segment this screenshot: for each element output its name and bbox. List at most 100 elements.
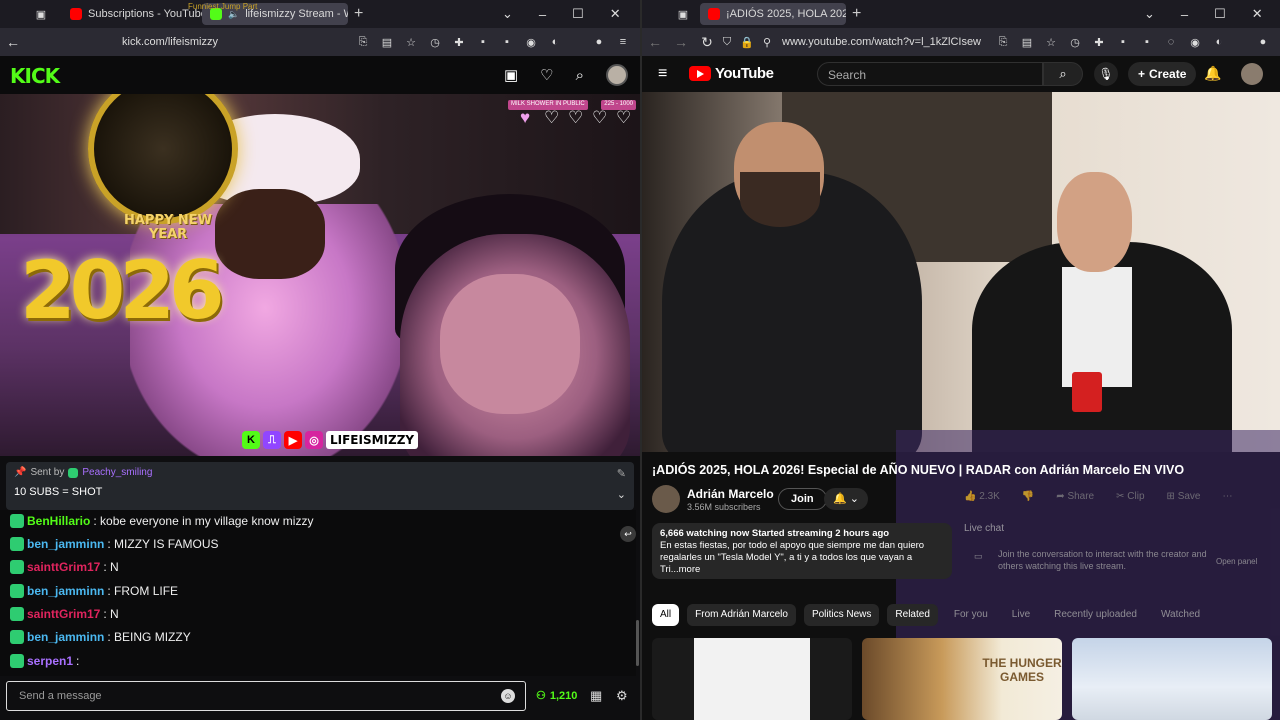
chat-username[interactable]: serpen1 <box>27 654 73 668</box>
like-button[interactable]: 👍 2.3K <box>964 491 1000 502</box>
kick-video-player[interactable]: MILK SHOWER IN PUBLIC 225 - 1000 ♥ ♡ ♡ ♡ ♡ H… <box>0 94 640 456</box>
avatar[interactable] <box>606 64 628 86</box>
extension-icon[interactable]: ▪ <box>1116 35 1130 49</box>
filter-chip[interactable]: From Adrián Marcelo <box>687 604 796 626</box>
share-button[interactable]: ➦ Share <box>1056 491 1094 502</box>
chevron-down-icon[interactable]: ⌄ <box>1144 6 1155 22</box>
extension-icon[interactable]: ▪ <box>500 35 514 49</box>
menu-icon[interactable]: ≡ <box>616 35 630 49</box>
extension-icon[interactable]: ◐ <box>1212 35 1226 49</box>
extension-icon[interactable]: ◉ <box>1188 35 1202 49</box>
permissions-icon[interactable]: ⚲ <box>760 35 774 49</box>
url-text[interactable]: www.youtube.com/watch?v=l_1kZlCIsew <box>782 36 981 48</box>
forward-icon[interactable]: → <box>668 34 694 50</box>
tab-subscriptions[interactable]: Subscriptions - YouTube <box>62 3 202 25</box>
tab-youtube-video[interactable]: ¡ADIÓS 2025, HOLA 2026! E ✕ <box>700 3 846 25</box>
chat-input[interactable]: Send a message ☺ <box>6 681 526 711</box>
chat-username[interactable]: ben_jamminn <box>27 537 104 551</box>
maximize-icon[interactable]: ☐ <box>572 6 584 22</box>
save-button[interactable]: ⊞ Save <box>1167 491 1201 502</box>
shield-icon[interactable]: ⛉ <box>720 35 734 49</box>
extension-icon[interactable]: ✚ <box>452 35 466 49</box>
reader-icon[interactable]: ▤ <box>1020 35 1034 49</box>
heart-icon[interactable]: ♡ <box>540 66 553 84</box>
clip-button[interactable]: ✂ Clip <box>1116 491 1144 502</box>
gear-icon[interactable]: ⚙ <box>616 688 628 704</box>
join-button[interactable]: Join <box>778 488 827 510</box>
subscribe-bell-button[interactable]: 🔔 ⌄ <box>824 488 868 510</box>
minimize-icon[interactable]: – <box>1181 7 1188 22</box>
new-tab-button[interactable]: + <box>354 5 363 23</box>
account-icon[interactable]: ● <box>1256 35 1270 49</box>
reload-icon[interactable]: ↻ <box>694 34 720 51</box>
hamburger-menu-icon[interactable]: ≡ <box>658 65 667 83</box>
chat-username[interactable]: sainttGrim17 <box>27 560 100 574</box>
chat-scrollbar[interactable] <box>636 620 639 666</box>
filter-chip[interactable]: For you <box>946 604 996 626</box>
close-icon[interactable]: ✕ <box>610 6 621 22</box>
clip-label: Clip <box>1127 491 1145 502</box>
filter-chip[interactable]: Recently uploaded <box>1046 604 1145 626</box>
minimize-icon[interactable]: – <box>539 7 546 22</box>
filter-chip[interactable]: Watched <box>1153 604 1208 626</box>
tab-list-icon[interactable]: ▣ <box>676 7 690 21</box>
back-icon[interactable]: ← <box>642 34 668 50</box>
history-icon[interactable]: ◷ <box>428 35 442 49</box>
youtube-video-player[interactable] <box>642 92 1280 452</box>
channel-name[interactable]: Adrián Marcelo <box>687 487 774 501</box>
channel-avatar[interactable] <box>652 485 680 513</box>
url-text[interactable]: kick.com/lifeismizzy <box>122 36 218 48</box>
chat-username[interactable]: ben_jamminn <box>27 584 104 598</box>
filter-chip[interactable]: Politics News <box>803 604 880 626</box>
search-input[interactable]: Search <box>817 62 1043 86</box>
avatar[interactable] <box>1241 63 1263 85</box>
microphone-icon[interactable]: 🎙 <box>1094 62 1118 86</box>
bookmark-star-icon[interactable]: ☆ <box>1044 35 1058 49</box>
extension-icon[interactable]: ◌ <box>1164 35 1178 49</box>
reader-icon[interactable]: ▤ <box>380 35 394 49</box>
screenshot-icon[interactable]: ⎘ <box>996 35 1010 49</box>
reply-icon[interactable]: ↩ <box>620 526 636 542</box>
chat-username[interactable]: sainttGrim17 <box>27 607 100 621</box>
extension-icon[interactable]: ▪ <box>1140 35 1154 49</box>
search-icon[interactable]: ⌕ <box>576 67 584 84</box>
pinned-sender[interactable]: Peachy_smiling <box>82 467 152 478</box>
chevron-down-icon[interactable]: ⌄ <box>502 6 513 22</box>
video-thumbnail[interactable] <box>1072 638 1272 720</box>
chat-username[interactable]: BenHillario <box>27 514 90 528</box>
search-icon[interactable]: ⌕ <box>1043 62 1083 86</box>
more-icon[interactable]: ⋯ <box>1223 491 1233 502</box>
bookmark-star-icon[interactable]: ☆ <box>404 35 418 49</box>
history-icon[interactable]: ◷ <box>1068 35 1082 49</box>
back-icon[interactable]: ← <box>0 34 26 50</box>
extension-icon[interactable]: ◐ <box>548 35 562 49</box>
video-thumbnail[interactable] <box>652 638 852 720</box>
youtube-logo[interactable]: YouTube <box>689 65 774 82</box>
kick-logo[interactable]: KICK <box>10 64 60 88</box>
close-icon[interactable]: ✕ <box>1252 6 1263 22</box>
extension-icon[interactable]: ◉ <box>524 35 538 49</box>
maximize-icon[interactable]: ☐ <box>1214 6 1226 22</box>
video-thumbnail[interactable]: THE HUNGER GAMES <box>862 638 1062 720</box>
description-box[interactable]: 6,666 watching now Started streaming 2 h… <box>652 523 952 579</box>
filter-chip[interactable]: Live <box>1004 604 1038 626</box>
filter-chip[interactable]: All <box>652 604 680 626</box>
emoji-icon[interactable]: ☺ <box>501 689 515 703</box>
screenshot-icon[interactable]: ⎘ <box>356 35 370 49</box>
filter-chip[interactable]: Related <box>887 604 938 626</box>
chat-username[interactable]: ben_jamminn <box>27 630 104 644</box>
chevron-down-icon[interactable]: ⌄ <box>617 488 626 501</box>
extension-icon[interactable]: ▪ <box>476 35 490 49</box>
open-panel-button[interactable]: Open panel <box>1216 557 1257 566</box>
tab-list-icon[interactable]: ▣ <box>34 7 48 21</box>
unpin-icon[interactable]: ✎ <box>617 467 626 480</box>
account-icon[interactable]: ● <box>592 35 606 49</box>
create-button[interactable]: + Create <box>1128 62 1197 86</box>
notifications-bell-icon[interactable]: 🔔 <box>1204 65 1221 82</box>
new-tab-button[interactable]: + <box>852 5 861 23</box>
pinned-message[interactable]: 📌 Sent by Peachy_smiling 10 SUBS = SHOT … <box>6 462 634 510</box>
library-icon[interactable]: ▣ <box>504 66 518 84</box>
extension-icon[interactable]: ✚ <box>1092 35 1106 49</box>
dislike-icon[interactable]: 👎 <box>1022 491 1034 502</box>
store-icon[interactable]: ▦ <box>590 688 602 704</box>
◆ ◆ ◆
- Exercise brief -
Write out every item above word for word, without the pictures.

- Complete output -
segment this screenshot: for each element output its name and bbox. List at most 100 elements.
chat-username[interactable]: serpen1 <box>27 654 73 668</box>
like-button[interactable]: 👍 2.3K <box>964 491 1000 502</box>
kick-video-player[interactable]: MILK SHOWER IN PUBLIC 225 - 1000 ♥ ♡ ♡ ♡ ♡ H… <box>0 94 640 456</box>
avatar[interactable] <box>606 64 628 86</box>
extension-icon[interactable]: ▪ <box>1116 35 1130 49</box>
filter-chip[interactable]: From Adrián Marcelo <box>687 604 796 626</box>
share-button[interactable]: ➦ Share <box>1056 491 1094 502</box>
chevron-down-icon[interactable]: ⌄ <box>1144 6 1155 22</box>
extension-icon[interactable]: ▪ <box>500 35 514 49</box>
menu-icon[interactable]: ≡ <box>616 35 630 49</box>
extension-icon[interactable]: ◐ <box>1212 35 1226 49</box>
extension-icon[interactable]: ◉ <box>1188 35 1202 49</box>
permissions-icon[interactable]: ⚲ <box>760 35 774 49</box>
url-text[interactable]: www.youtube.com/watch?v=l_1kZlCIsew <box>782 36 981 48</box>
forward-icon[interactable]: → <box>668 34 694 50</box>
tab-subscriptions[interactable]: Subscriptions - YouTube <box>62 3 202 25</box>
tab-youtube-video[interactable]: ¡ADIÓS 2025, HOLA 2026! E ✕ <box>700 3 846 25</box>
chat-input[interactable]: Send a message ☺ <box>6 681 526 711</box>
chat-username[interactable]: ben_jamminn <box>27 537 104 551</box>
maximize-icon[interactable]: ☐ <box>572 6 584 22</box>
save-button[interactable]: ⊞ Save <box>1167 491 1201 502</box>
shield-icon[interactable]: ⛉ <box>720 35 734 49</box>
extension-icon[interactable]: ✚ <box>452 35 466 49</box>
reader-icon[interactable]: ▤ <box>1020 35 1034 49</box>
heart-icon[interactable]: ♡ <box>540 66 553 84</box>
clip-button[interactable]: ✂ Clip <box>1116 491 1144 502</box>
gear-icon[interactable]: ⚙ <box>616 688 628 704</box>
join-button[interactable]: Join <box>778 488 827 510</box>
subscribe-bell-button[interactable]: 🔔 ⌄ <box>824 488 868 510</box>
minimize-icon[interactable]: – <box>1181 7 1188 22</box>
new-tab-button[interactable]: + <box>354 5 363 23</box>
account-icon[interactable]: ● <box>1256 35 1270 49</box>
reload-icon[interactable]: ↻ <box>694 34 720 51</box>
hamburger-menu-icon[interactable]: ≡ <box>658 65 667 83</box>
chat-username[interactable]: sainttGrim17 <box>27 560 100 574</box>
chat-scrollbar[interactable] <box>636 620 639 666</box>
filter-chip[interactable]: For you <box>946 604 996 626</box>
close-icon[interactable]: ✕ <box>610 6 621 22</box>
clip-label: Clip <box>1127 491 1145 502</box>
filter-chip[interactable]: Recently uploaded <box>1046 604 1145 626</box>
minimize-icon[interactable]: – <box>539 7 546 22</box>
filter-chip[interactable]: Watched <box>1153 604 1208 626</box>
tab-list-icon[interactable]: ▣ <box>676 7 690 21</box>
back-icon[interactable]: ← <box>642 34 668 50</box>
history-icon[interactable]: ◷ <box>428 35 442 49</box>
youtube-video-player[interactable] <box>642 92 1280 452</box>
channel-name[interactable]: Adrián Marcelo <box>687 487 774 501</box>
channel-avatar[interactable] <box>652 485 680 513</box>
url-text[interactable]: kick.com/lifeismizzy <box>122 36 218 48</box>
chat-username[interactable]: ben_jamminn <box>27 584 104 598</box>
filter-chip[interactable]: Politics News <box>803 604 880 626</box>
search-input[interactable]: Search <box>817 62 1043 86</box>
avatar[interactable] <box>1241 63 1263 85</box>
microphone-icon[interactable]: 🎙 <box>1094 62 1118 86</box>
bookmark-star-icon[interactable]: ☆ <box>1044 35 1058 49</box>
extension-icon[interactable]: ◌ <box>1164 35 1178 49</box>
reader-icon[interactable]: ▤ <box>380 35 394 49</box>
screenshot-icon[interactable]: ⎘ <box>996 35 1010 49</box>
reply-icon[interactable]: ↩ <box>620 526 636 542</box>
chat-username[interactable]: sainttGrim17 <box>27 607 100 621</box>
extension-icon[interactable]: ▪ <box>1140 35 1154 49</box>
search-icon[interactable]: ⌕ <box>576 67 584 84</box>
pinned-sender[interactable]: Peachy_smiling <box>82 467 152 478</box>
chevron-down-icon[interactable]: ⌄ <box>502 6 513 22</box>
video-thumbnail[interactable] <box>1072 638 1272 720</box>
chat-username[interactable]: BenHillario <box>27 514 90 528</box>
search-icon[interactable]: ⌕ <box>1043 62 1083 86</box>
more-icon[interactable]: ⋯ <box>1223 491 1233 502</box>
bookmark-star-icon[interactable]: ☆ <box>404 35 418 49</box>
history-icon[interactable]: ◷ <box>1068 35 1082 49</box>
back-icon[interactable]: ← <box>0 34 26 50</box>
extension-icon[interactable]: ◐ <box>548 35 562 49</box>
video-thumbnail[interactable] <box>652 638 852 720</box>
youtube-logo[interactable]: YouTube <box>689 65 774 82</box>
kick-logo[interactable]: KICK <box>10 64 60 88</box>
close-icon[interactable]: ✕ <box>1252 6 1263 22</box>
extension-icon[interactable]: ◉ <box>524 35 538 49</box>
maximize-icon[interactable]: ☐ <box>1214 6 1226 22</box>
video-thumbnail[interactable]: THE HUNGER GAMES <box>862 638 1062 720</box>
description-box[interactable]: 6,666 watching now Started streaming 2 h… <box>652 523 952 579</box>
filter-chip[interactable]: Live <box>1004 604 1038 626</box>
filter-chip[interactable]: All <box>652 604 680 626</box>
emoji-icon[interactable]: ☺ <box>501 689 515 703</box>
screenshot-icon[interactable]: ⎘ <box>356 35 370 49</box>
filter-chip[interactable]: Related <box>887 604 938 626</box>
chat-username[interactable]: ben_jamminn <box>27 630 104 644</box>
chevron-down-icon[interactable]: ⌄ <box>617 488 626 501</box>
extension-icon[interactable]: ▪ <box>476 35 490 49</box>
open-panel-button[interactable]: Open panel <box>1216 557 1257 566</box>
tab-list-icon[interactable]: ▣ <box>34 7 48 21</box>
unpin-icon[interactable]: ✎ <box>617 467 626 480</box>
account-icon[interactable]: ● <box>592 35 606 49</box>
create-button[interactable]: + Create <box>1128 62 1197 86</box>
notifications-bell-icon[interactable]: 🔔 <box>1204 65 1221 82</box>
new-tab-button[interactable]: + <box>852 5 861 23</box>
pinned-message[interactable]: 📌 Sent by Peachy_smiling 10 SUBS = SHOT … <box>6 462 634 510</box>
library-icon[interactable]: ▣ <box>504 66 518 84</box>
extension-icon[interactable]: ✚ <box>1092 35 1106 49</box>
dislike-icon[interactable]: 👎 <box>1022 491 1034 502</box>
store-icon[interactable]: ▦ <box>590 688 602 704</box>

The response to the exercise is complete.